* TASK TO COMPLETE *
Copy each line exactly. Drop every picture.

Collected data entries
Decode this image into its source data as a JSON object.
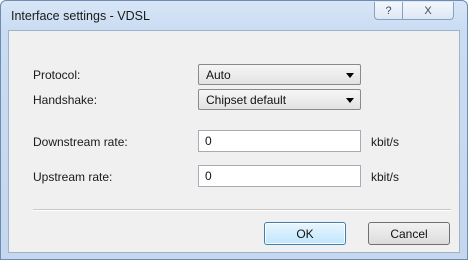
{
  "window": {
    "title": "Interface settings - VDSL",
    "help_glyph": "?",
    "close_glyph": "X"
  },
  "form": {
    "protocol": {
      "label": "Protocol:",
      "value": "Auto"
    },
    "handshake": {
      "label": "Handshake:",
      "value": "Chipset default"
    },
    "downstream": {
      "label": "Downstream rate:",
      "value": "0",
      "unit": "kbit/s"
    },
    "upstream": {
      "label": "Upstream rate:",
      "value": "0",
      "unit": "kbit/s"
    }
  },
  "buttons": {
    "ok": "OK",
    "cancel": "Cancel"
  },
  "colors": {
    "frame": "#c9dcf2",
    "client": "#f0f0f0",
    "default_button": "#bee6fd"
  }
}
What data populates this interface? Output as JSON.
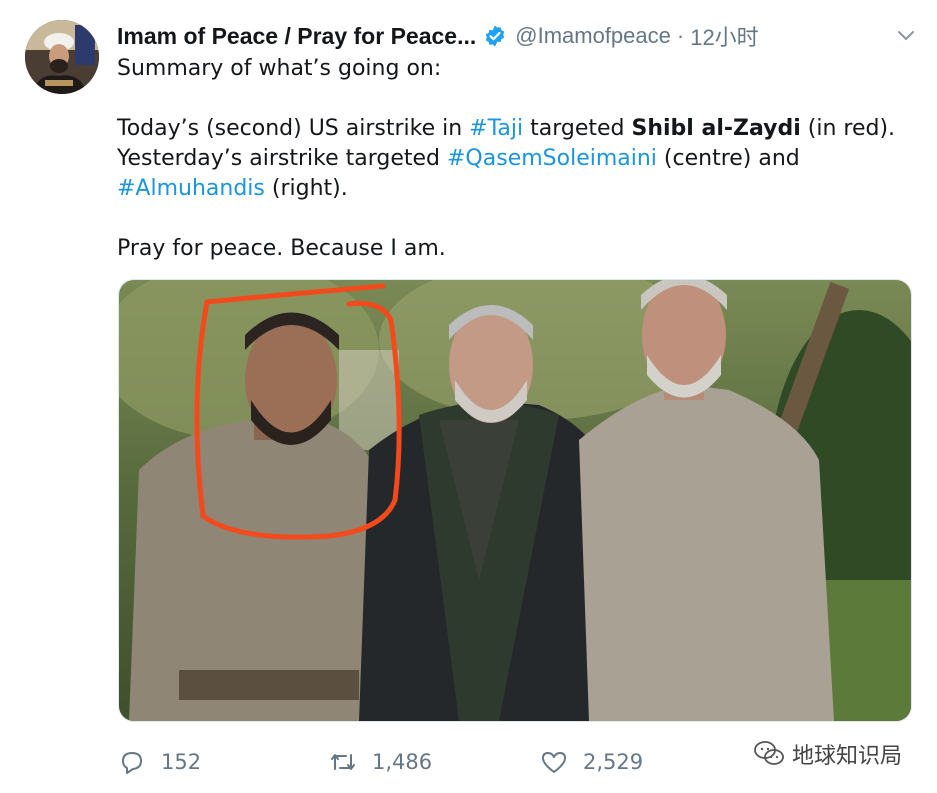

* RESULT BELOW *
Decode this image into its source data as a JSON object.
{
  "window": {
    "title": "Interface settings - VDSL",
    "help_glyph": "?",
    "close_glyph": "X"
  },
  "form": {
    "protocol": {
      "label": "Protocol:",
      "value": "Auto"
    },
    "handshake": {
      "label": "Handshake:",
      "value": "Chipset default"
    },
    "downstream": {
      "label": "Downstream rate:",
      "value": "0",
      "unit": "kbit/s"
    },
    "upstream": {
      "label": "Upstream rate:",
      "value": "0",
      "unit": "kbit/s"
    }
  },
  "buttons": {
    "ok": "OK",
    "cancel": "Cancel"
  },
  "colors": {
    "frame": "#c9dcf2",
    "client": "#f0f0f0",
    "default_button": "#bee6fd"
  }
}
What data populates this interface? Output as JSON.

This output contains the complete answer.